▶ **TASK REQUIREMENTS**:
Can you express the lines from the line with "tab-label: Explain Plan: [25, 90, 111, 106]" to the line with "collapse-icon[interactable]: [94, 284, 105, 295]" as a Markdown table with the columns Row and Line, numbering each row and skipping any blank lines?

▶ **RAW RECORDS**:
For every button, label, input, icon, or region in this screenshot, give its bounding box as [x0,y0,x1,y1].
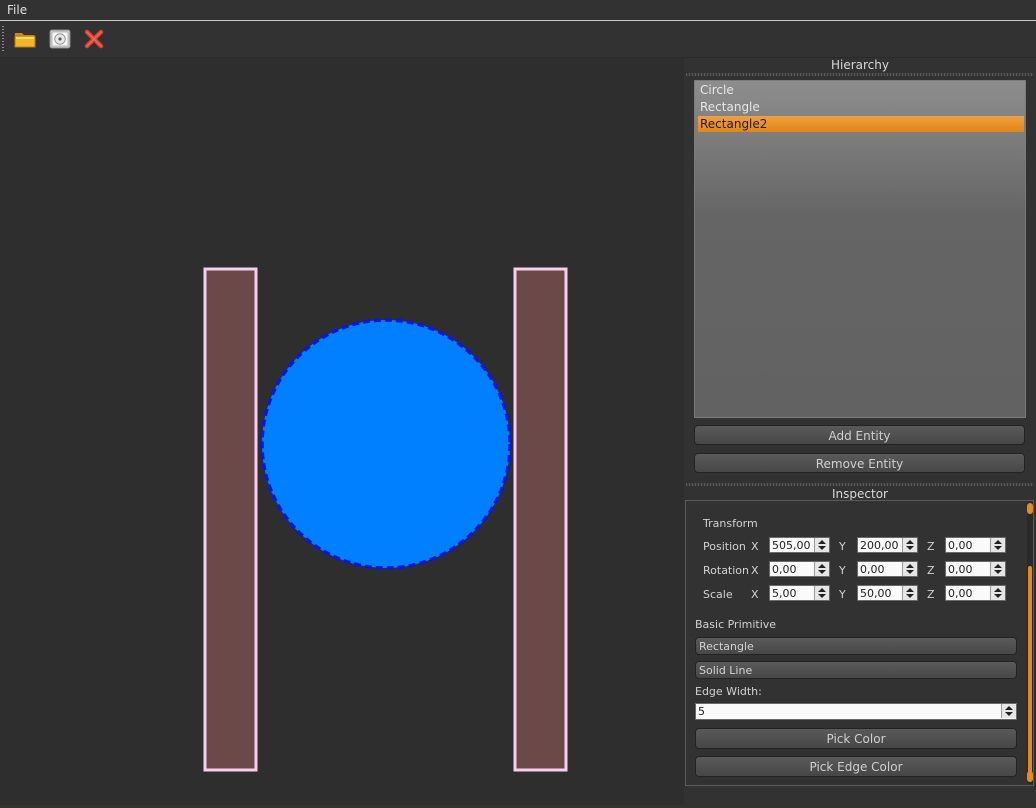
rotation-z-axis-label: Z [927,564,935,577]
spin-arrows-icon[interactable] [990,562,1005,576]
position-x-spinbox[interactable]: 505,00 [769,537,830,553]
spin-arrows-icon[interactable] [902,586,917,600]
basic-primitive-label: Basic Primitive [695,618,777,631]
scale-z-axis-label: Z [927,588,935,601]
hierarchy-item-circle[interactable]: Circle [698,82,1024,98]
open-folder-icon[interactable] [12,26,38,52]
scale-label: Scale [703,588,733,601]
pick-edge-color-button[interactable]: Pick Edge Color [695,756,1017,777]
toolbar [0,22,1036,58]
scale-x-value: 5,00 [772,587,797,600]
hierarchy-divider [686,73,1034,76]
position-z-value: 0,00 [948,539,973,552]
rotation-y-value: 0,00 [860,563,885,576]
inspector-divider [686,483,1034,486]
scene-circle[interactable] [260,318,512,570]
scale-z-value: 0,00 [948,587,973,600]
spin-arrows-icon[interactable] [814,538,829,552]
spin-arrows-icon[interactable] [1001,704,1016,718]
spin-arrows-icon[interactable] [814,562,829,576]
position-x-axis-label: X [751,540,759,553]
rotation-x-spinbox[interactable]: 0,00 [769,561,830,577]
spin-arrows-icon[interactable] [902,562,917,576]
rotation-y-axis-label: Y [839,564,846,577]
add-entity-button[interactable]: Add Entity [694,425,1025,445]
scale-y-axis-label: Y [839,588,846,601]
spin-arrows-icon[interactable] [990,586,1005,600]
position-x-value: 505,00 [772,539,811,552]
scale-x-spinbox[interactable]: 5,00 [769,585,830,601]
hierarchy-item-rectangle[interactable]: Rectangle [698,99,1024,115]
spin-arrows-icon[interactable] [990,538,1005,552]
position-y-axis-label: Y [839,540,846,553]
toolbar-grip[interactable] [2,26,4,52]
spin-arrows-icon[interactable] [902,538,917,552]
position-y-spinbox[interactable]: 200,00 [857,537,918,553]
scale-y-value: 50,00 [860,587,892,600]
hierarchy-title: Hierarchy [830,58,889,72]
edge-width-label: Edge Width: [695,685,762,698]
spin-arrows-icon[interactable] [814,586,829,600]
scale-z-spinbox[interactable]: 0,00 [945,585,1006,601]
edge-width-value: 5 [698,705,705,718]
scroll-down-arrow-icon[interactable] [1027,771,1033,782]
inspector-title: Inspector [832,487,888,501]
rotation-z-spinbox[interactable]: 0,00 [945,561,1006,577]
scene-rectangle-left[interactable] [203,267,258,772]
inspector-scrollbar-thumb[interactable] [1028,566,1032,776]
position-z-spinbox[interactable]: 0,00 [945,537,1006,553]
hierarchy-item-rectangle2[interactable]: Rectangle2 [698,116,1024,132]
rotation-y-spinbox[interactable]: 0,00 [857,561,918,577]
transform-label: Transform [703,517,758,530]
hierarchy-list[interactable]: Circle Rectangle Rectangle2 [694,80,1026,418]
scale-y-spinbox[interactable]: 50,00 [857,585,918,601]
scene-viewport[interactable] [0,58,684,805]
rotation-label: Rotation [703,564,750,577]
position-z-axis-label: Z [927,540,935,553]
rotation-z-value: 0,00 [948,563,973,576]
rotation-x-axis-label: X [751,564,759,577]
scroll-up-arrow-icon[interactable] [1027,503,1033,514]
close-x-icon[interactable] [81,26,107,52]
line-style-combobox[interactable]: Solid Line [695,661,1017,679]
menu-file[interactable]: File [7,3,27,17]
save-disk-icon[interactable] [47,26,73,52]
remove-entity-button[interactable]: Remove Entity [694,453,1025,473]
position-label: Position [703,540,746,553]
menu-bar: File [0,0,1036,21]
pick-color-button[interactable]: Pick Color [695,728,1017,749]
primitive-type-combobox[interactable]: Rectangle [695,637,1017,655]
edge-width-spinbox[interactable]: 5 [695,703,1017,720]
position-y-value: 200,00 [860,539,899,552]
scene-rectangle-right[interactable] [513,267,568,772]
rotation-x-value: 0,00 [772,563,797,576]
scale-x-axis-label: X [751,588,759,601]
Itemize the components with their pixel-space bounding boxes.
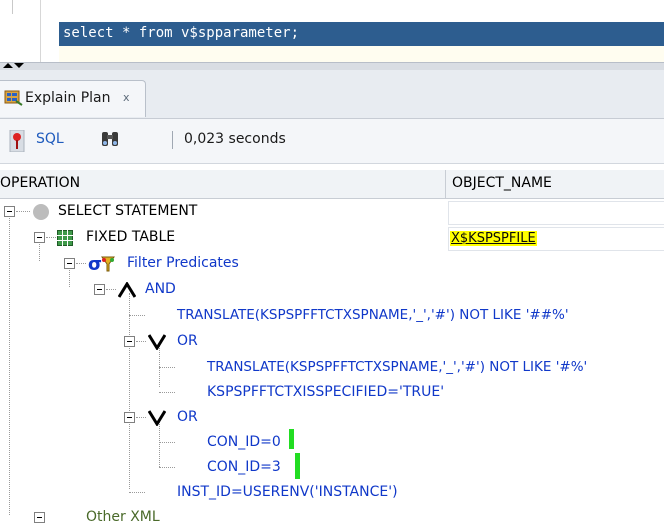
tab-label: Explain Plan: [25, 90, 111, 106]
predicate-text: TRANSLATE(KSPSPFFTCTXSPNAME,'_','#') NOT…: [207, 359, 588, 375]
or-label: OR: [177, 333, 198, 349]
tree-connector: [159, 392, 175, 393]
tree-row-or[interactable]: OR: [0, 405, 664, 430]
statement-icon: [33, 204, 49, 220]
collapse-icon[interactable]: [94, 284, 105, 295]
column-header-operation[interactable]: OPERATION: [0, 175, 80, 191]
and-label: AND: [145, 281, 176, 297]
tree-row-other-xml[interactable]: Other XML: [0, 505, 664, 530]
explain-plan-toolbar: SQL 0,023 seconds: [0, 119, 664, 164]
tree-connector: [159, 467, 175, 468]
editor-gutter: [40, 0, 41, 62]
pin-icon[interactable]: [8, 130, 26, 152]
tree-connector: [159, 442, 175, 443]
tab-bar: Explain Plan x: [0, 70, 664, 119]
or-icon: [148, 410, 166, 426]
elapsed-time: 0,023 seconds: [184, 131, 286, 147]
svg-text:σ: σ: [88, 254, 102, 274]
other-xml-label: Other XML: [86, 509, 160, 525]
collapse-icon[interactable]: [124, 336, 135, 347]
toolbar-separator: [172, 131, 173, 149]
sql-editor[interactable]: select * from v$spparameter;: [0, 0, 664, 62]
tree-connector: [76, 263, 86, 264]
predicate-text: KSPSPFFTCTXISSPECIFIED='TRUE': [207, 384, 445, 400]
tree-connector: [46, 237, 56, 238]
tree-row-predicate[interactable]: TRANSLATE(KSPSPFFTCTXSPNAME,'_','#') NOT…: [0, 303, 664, 328]
collapse-icon[interactable]: [64, 258, 75, 269]
collapse-icon[interactable]: [124, 412, 135, 423]
column-divider[interactable]: [445, 170, 446, 198]
tree-connector: [106, 289, 116, 290]
sql-button[interactable]: SQL: [36, 131, 64, 147]
editor-empty-line[interactable]: [59, 46, 664, 62]
predicate-text: TRANSLATE(KSPSPFFTCTXSPNAME,'_','#') NOT…: [177, 307, 569, 323]
plan-tree: SELECT STATEMENT FIXED TABLE X$KSPSPFILE…: [0, 199, 664, 525]
explain-plan-icon: [4, 90, 23, 106]
tree-row-predicate[interactable]: KSPSPFFTCTXISSPECIFIED='TRUE': [0, 380, 664, 405]
expand-up-icon[interactable]: [3, 63, 13, 68]
table-icon: [57, 230, 73, 246]
tree-row-predicate[interactable]: CON_ID=3: [0, 455, 664, 480]
or-label: OR: [177, 409, 198, 425]
predicate-text: INST_ID=USERENV('INSTANCE'): [177, 484, 398, 500]
plan-table-header: OPERATION OBJECT_NAME: [0, 170, 664, 199]
collapse-icon[interactable]: [4, 206, 15, 217]
or-icon: [148, 334, 166, 350]
column-header-object-name[interactable]: OBJECT_NAME: [452, 175, 552, 191]
close-icon[interactable]: x: [123, 91, 130, 104]
tree-row-select-statement[interactable]: SELECT STATEMENT: [0, 199, 664, 225]
object-name-cell[interactable]: [448, 201, 664, 225]
tree-row-and[interactable]: AND: [0, 277, 664, 302]
tree-connector: [136, 417, 146, 418]
tree-connector: [129, 492, 145, 493]
sql-code-line[interactable]: select * from v$spparameter;: [63, 25, 299, 41]
operation-label: SELECT STATEMENT: [58, 203, 198, 219]
object-name-link[interactable]: X$KSPSPFILE: [450, 231, 537, 246]
gutter-marker: [12, 0, 13, 14]
predicate-text: CON_ID=0: [207, 434, 281, 450]
tree-connector: [129, 315, 145, 316]
tree-row-predicate[interactable]: TRANSLATE(KSPSPFFTCTXSPNAME,'_','#') NOT…: [0, 355, 664, 380]
annotation-mark: [295, 453, 300, 479]
tab-explain-plan[interactable]: Explain Plan x: [0, 80, 146, 117]
binoculars-icon[interactable]: [100, 130, 120, 148]
tree-connector: [159, 367, 175, 368]
collapse-icon[interactable]: [34, 232, 45, 243]
operation-label: FIXED TABLE: [86, 229, 176, 245]
tree-row-filter-predicates[interactable]: σ Filter Predicates: [0, 251, 664, 276]
filter-predicates-label: Filter Predicates: [127, 255, 239, 271]
annotation-mark: [289, 429, 294, 449]
tree-row-predicate[interactable]: INST_ID=USERENV('INSTANCE'): [0, 480, 664, 505]
tree-row-or[interactable]: OR: [0, 329, 664, 354]
collapse-down-icon[interactable]: [14, 63, 24, 68]
filter-icon: σ: [88, 254, 115, 274]
tree-row-predicate[interactable]: CON_ID=0: [0, 430, 664, 455]
tree-row-fixed-table[interactable]: FIXED TABLE X$KSPSPFILE: [0, 225, 664, 251]
tree-connector: [136, 341, 146, 342]
predicate-text: CON_ID=3: [207, 459, 281, 475]
and-icon: [118, 282, 136, 298]
tree-connector: [16, 211, 30, 212]
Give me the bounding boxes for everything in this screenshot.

▶ **THE RESPONSE**:
| Row | Line |
|---|---|
| 1 | tab-label: Explain Plan: [25, 90, 111, 106] |
| 2 | predicate-text: TRANSLATE(KSPSPFFTCTXSPNAME,'_','#') NOT…: [207, 359, 588, 375] |
| 3 | or-label: OR: [177, 333, 198, 349] |
| 4 | tree-connector: [159, 392, 175, 393] |
| 5 | tree-row-or[interactable]: OR: [0, 405, 664, 430] |
| 6 | statement-icon: [33, 204, 49, 220] |
| 7 | collapse-icon[interactable]: [94, 284, 105, 295] |